[TASK MATERIAL start]
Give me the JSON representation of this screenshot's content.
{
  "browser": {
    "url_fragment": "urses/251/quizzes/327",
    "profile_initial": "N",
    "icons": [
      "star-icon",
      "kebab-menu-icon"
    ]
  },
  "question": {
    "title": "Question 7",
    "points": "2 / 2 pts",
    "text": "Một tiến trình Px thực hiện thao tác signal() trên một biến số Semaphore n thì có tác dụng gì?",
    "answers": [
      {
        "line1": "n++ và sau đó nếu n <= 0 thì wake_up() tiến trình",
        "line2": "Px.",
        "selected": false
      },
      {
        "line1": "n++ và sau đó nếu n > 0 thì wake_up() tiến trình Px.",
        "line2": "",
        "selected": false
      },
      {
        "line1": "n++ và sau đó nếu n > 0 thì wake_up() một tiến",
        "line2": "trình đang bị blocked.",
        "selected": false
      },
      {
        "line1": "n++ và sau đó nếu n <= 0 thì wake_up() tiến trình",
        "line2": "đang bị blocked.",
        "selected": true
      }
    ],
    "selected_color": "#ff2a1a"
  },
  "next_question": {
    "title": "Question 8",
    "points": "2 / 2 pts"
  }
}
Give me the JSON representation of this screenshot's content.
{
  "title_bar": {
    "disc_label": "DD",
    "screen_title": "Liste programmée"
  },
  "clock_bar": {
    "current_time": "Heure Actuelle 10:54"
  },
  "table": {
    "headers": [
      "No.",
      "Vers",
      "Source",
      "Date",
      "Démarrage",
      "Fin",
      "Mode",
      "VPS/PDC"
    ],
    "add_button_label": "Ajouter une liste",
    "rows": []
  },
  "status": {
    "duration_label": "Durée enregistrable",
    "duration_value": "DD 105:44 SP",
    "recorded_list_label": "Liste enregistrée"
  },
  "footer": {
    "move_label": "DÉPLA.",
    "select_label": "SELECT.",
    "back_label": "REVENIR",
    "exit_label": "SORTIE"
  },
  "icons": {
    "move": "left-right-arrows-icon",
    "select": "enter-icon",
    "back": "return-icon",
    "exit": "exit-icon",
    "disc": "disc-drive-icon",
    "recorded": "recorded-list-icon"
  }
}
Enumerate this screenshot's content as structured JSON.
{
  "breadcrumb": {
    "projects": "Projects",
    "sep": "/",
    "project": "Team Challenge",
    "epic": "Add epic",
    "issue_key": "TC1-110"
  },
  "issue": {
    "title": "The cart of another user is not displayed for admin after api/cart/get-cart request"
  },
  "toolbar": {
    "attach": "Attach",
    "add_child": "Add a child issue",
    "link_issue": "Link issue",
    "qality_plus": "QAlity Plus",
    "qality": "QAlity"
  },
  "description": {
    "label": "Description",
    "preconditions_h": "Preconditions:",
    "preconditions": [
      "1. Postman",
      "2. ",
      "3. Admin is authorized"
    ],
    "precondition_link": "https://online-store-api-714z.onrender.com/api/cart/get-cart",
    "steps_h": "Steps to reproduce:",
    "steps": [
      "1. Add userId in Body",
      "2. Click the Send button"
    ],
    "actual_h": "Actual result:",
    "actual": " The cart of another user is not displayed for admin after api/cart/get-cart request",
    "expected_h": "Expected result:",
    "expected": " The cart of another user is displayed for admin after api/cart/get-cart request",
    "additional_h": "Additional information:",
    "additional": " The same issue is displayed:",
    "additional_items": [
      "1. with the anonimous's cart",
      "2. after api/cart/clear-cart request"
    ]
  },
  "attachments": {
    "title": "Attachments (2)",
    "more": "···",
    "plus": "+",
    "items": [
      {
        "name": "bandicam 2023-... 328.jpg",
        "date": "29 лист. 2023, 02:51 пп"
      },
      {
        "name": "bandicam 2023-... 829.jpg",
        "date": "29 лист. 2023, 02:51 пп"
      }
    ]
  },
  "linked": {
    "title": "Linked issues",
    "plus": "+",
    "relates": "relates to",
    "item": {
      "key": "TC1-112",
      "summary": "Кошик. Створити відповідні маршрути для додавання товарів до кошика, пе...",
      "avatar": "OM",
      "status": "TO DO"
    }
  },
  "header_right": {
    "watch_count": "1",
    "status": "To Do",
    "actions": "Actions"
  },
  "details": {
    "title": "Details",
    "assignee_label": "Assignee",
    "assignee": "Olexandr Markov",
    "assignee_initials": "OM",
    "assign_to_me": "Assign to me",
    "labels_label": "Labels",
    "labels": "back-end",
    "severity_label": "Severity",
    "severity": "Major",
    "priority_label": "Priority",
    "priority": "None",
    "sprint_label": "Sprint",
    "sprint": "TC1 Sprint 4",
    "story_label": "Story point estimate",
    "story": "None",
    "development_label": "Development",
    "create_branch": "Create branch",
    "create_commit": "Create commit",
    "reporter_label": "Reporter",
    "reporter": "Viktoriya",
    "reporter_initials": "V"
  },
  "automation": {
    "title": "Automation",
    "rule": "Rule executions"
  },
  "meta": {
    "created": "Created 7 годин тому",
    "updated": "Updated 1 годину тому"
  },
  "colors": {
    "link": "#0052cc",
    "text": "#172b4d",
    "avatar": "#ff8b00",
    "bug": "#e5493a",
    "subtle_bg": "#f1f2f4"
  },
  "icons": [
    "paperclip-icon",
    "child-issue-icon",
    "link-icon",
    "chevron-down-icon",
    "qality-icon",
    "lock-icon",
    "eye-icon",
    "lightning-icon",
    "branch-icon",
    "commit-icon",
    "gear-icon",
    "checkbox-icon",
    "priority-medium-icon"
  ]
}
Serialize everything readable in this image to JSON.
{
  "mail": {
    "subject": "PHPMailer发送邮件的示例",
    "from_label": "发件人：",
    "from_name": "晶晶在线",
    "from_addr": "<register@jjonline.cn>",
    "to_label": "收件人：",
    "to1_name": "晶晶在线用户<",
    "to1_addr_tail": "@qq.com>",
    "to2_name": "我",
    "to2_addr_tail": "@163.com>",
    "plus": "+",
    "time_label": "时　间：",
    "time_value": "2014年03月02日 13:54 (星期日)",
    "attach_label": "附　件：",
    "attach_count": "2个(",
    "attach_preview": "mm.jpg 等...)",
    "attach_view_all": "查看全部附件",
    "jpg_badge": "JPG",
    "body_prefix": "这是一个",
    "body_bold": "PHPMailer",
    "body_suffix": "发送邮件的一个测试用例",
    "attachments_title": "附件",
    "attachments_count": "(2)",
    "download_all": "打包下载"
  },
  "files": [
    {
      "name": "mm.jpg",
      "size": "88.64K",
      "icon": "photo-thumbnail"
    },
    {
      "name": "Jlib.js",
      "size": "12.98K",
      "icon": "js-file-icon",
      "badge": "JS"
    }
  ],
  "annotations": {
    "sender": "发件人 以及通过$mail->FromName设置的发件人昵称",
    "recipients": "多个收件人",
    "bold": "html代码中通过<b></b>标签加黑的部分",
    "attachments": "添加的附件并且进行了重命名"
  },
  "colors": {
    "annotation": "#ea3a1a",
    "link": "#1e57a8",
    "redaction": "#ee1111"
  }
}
[TASK MATERIAL end]
EXERCISE BRIEF.
Search the data for the string "result". List each line that has it.

WORKED ANSWER.
    "actual_h": "Actual result:",
    "expected_h": "Expected result:",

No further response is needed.